#### [What is being asked]
Locate every line below that contains the word "dans" and copy it.

#### [Stored entries]
** begin **

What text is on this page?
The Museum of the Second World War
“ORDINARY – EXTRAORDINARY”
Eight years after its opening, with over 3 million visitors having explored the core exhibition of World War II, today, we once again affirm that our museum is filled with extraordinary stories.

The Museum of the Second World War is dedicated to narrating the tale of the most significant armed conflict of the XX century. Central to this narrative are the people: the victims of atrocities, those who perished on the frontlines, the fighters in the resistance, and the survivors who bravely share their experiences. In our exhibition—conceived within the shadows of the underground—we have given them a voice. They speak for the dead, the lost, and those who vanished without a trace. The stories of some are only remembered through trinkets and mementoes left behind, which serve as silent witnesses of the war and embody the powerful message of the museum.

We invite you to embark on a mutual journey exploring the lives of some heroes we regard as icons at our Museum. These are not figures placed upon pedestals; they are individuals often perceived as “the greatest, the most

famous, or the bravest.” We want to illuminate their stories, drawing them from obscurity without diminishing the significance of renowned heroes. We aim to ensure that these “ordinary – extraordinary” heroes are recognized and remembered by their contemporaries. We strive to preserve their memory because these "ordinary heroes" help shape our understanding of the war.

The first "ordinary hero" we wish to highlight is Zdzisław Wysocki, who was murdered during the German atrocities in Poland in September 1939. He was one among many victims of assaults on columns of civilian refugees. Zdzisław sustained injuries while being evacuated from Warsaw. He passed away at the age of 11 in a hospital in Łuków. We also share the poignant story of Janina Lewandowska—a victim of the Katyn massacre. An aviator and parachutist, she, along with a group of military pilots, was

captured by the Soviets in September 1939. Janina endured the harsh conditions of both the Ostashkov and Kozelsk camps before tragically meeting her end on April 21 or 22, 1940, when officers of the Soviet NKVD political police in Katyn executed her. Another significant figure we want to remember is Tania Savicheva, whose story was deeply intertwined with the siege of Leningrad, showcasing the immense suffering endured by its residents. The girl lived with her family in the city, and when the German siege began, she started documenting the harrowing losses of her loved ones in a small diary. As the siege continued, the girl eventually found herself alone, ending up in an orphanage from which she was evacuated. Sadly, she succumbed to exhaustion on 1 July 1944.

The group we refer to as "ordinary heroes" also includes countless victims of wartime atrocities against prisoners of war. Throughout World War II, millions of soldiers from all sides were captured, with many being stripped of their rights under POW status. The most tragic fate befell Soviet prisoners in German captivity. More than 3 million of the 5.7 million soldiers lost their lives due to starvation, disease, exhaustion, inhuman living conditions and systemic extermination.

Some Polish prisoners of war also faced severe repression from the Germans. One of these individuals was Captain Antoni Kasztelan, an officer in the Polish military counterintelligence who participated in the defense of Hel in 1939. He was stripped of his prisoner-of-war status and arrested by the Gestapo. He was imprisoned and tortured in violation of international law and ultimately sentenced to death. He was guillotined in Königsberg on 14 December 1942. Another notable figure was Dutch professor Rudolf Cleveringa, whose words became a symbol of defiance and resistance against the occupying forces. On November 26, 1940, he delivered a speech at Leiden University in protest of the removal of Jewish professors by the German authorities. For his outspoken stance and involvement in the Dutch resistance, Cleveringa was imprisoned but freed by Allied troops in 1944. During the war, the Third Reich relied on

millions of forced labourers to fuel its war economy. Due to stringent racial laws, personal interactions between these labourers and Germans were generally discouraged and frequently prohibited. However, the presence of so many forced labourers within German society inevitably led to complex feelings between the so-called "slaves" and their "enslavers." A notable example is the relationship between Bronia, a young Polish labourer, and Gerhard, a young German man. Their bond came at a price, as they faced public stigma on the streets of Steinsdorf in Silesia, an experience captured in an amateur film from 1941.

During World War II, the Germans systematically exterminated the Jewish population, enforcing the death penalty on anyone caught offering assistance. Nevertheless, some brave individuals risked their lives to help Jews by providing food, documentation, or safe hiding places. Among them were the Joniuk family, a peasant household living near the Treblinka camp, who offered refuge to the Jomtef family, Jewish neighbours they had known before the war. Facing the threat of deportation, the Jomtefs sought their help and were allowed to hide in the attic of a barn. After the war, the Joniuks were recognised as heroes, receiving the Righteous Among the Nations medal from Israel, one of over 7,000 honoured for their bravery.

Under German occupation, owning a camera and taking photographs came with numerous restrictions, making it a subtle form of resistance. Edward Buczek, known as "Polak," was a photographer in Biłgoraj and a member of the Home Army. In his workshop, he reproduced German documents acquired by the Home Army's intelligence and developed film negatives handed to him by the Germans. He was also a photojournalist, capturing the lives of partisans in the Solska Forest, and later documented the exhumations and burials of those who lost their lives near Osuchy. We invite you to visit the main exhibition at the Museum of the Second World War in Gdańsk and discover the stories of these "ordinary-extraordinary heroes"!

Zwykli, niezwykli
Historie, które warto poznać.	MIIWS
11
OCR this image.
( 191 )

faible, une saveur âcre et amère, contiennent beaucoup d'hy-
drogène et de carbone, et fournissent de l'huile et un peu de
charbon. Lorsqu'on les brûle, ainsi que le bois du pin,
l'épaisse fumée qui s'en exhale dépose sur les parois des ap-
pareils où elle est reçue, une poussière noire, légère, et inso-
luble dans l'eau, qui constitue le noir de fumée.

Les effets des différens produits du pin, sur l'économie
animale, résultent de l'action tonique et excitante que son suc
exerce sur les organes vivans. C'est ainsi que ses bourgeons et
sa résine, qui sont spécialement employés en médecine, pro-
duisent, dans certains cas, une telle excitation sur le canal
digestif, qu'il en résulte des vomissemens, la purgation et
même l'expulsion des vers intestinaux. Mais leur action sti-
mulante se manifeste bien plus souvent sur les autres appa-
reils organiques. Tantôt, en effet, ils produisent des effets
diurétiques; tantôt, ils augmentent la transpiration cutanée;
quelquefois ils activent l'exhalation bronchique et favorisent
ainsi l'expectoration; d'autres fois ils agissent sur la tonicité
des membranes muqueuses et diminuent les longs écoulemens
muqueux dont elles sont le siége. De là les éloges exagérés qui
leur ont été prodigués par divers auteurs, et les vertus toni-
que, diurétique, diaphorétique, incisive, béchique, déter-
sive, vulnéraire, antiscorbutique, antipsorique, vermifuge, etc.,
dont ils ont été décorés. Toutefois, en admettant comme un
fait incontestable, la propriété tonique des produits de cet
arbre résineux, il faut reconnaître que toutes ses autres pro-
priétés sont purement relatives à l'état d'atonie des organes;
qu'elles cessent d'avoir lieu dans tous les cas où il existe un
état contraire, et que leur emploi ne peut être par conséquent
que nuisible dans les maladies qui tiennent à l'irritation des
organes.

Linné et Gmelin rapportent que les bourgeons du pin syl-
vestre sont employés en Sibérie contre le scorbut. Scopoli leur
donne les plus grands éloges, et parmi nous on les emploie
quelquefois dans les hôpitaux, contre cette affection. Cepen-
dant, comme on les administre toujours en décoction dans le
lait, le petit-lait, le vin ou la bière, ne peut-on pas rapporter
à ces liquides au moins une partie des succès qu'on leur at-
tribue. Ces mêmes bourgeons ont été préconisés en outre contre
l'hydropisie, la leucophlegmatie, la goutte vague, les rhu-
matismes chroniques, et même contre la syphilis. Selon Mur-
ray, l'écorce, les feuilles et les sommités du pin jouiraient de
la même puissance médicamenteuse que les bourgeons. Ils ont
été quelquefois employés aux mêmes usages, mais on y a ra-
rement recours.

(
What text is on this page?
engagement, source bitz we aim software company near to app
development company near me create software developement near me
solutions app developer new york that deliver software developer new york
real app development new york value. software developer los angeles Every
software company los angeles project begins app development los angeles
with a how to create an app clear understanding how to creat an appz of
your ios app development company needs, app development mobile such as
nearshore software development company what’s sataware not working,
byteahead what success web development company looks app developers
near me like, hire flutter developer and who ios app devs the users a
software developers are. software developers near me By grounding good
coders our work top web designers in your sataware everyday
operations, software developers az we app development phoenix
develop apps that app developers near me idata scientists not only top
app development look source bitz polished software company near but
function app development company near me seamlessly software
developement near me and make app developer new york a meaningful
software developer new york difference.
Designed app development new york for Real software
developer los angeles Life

** end **

#### [Solved exercise]
luble dans l'eau, qui constitue le noir de fumée.
duisent, dans certains cas, une telle excitation sur le canal
qu'elles cessent d'avoir lieu dans tous les cas où il existe un
que nuisible dans les maladies qui tiennent à l'irritation des
quelquefois dans les hôpitaux, contre cette affection. Cepen-
dant, comme on les administre toujours en décoction dans le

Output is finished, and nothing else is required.